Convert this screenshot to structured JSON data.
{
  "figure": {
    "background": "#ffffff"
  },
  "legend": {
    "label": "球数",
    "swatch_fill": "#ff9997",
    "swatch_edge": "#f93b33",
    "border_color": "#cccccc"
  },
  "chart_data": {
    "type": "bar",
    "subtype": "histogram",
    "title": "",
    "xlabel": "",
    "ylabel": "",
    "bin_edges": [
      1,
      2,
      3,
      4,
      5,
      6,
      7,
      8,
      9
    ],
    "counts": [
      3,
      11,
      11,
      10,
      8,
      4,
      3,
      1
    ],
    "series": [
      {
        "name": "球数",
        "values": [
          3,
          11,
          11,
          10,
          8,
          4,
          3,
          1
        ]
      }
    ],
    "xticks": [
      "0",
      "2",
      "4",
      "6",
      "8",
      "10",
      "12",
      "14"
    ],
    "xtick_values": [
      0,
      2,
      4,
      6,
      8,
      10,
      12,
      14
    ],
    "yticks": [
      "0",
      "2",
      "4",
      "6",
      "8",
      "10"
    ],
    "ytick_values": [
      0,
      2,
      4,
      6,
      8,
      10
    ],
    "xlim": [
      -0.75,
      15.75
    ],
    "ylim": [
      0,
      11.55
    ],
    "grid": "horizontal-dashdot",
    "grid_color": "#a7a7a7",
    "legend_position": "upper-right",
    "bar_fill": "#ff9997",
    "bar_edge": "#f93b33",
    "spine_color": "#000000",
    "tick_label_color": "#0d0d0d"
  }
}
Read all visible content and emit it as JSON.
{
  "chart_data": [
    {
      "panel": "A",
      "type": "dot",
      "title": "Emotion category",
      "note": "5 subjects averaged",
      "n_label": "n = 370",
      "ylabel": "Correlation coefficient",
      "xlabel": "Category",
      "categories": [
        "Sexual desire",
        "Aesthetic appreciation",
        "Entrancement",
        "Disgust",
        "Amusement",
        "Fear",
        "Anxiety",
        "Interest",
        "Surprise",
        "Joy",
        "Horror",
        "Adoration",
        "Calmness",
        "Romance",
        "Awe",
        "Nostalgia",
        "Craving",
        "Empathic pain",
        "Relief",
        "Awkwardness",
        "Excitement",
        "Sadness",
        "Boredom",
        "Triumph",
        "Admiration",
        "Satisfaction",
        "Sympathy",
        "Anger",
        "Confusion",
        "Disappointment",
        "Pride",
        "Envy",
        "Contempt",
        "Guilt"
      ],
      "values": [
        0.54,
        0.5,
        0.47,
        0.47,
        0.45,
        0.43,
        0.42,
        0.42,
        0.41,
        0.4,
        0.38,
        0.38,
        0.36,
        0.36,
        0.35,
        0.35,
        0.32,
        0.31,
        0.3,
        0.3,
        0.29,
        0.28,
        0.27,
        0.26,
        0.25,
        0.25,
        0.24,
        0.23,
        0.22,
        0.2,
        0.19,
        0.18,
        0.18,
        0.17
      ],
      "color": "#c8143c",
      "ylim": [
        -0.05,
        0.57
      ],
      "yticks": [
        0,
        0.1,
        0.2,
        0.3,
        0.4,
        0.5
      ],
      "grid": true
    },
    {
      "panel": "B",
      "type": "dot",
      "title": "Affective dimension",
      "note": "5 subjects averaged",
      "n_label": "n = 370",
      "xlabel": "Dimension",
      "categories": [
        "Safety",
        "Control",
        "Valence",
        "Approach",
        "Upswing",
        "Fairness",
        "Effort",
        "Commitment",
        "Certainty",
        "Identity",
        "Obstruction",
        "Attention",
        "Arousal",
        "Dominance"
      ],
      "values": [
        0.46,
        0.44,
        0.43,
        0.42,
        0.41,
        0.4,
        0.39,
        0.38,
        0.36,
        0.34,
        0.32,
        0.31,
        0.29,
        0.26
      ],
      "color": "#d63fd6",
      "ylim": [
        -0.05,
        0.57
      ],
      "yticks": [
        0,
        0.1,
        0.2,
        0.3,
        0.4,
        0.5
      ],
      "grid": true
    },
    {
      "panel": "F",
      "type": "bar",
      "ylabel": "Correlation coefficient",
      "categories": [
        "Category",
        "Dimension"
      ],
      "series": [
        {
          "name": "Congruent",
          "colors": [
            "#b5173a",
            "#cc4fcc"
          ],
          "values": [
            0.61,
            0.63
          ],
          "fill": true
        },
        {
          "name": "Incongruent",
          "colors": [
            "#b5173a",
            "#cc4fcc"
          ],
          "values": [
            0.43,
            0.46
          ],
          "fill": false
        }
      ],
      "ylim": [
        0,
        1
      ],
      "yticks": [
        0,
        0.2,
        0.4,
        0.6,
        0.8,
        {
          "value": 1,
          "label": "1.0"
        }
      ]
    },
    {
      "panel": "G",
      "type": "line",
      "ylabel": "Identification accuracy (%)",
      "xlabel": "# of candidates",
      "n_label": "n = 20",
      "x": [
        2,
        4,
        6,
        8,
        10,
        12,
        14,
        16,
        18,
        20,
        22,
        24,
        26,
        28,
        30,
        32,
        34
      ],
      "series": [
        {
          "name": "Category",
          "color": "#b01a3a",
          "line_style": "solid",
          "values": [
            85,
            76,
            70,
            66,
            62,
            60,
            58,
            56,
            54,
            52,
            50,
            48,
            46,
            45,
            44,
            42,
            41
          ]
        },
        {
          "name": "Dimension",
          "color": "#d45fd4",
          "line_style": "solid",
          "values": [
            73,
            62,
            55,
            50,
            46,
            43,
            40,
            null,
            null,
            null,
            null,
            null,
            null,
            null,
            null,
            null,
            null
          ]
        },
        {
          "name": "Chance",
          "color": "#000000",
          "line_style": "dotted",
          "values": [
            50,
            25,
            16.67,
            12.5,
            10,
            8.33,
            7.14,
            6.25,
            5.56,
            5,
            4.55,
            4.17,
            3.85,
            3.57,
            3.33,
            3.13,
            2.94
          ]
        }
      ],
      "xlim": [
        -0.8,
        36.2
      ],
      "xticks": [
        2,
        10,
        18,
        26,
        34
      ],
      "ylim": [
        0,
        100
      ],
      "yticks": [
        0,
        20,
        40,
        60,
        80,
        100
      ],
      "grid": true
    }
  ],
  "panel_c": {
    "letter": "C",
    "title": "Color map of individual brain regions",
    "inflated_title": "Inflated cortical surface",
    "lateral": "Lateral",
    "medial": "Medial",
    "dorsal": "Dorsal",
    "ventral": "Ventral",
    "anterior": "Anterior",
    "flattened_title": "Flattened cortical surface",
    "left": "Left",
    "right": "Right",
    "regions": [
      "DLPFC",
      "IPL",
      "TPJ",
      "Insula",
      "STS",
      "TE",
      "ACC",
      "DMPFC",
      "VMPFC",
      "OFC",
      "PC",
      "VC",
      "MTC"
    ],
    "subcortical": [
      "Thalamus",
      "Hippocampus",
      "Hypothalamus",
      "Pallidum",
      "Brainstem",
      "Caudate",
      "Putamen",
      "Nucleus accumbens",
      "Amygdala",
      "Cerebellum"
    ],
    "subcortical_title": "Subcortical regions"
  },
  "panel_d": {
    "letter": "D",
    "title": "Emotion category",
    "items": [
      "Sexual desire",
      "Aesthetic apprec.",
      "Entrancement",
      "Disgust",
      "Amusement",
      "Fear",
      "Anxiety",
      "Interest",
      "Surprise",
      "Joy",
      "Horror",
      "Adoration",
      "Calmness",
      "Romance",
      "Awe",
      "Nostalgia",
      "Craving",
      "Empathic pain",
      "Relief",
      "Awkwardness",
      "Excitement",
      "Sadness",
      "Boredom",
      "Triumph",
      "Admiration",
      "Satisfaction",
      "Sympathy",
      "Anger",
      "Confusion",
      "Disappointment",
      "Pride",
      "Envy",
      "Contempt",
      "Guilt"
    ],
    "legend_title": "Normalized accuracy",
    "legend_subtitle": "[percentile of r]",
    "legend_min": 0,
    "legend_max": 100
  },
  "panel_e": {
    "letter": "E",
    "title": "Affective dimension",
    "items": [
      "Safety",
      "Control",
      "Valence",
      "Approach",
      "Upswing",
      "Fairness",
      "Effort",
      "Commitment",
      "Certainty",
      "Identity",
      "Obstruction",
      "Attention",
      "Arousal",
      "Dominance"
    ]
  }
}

|---|

[Instruction]:
List every line above that holds the word "xlabel".

[Exercise response]:
    "xlabel": "",
      "xlabel": "Category",
      "xlabel": "Dimension",
      "xlabel": "# of candidates",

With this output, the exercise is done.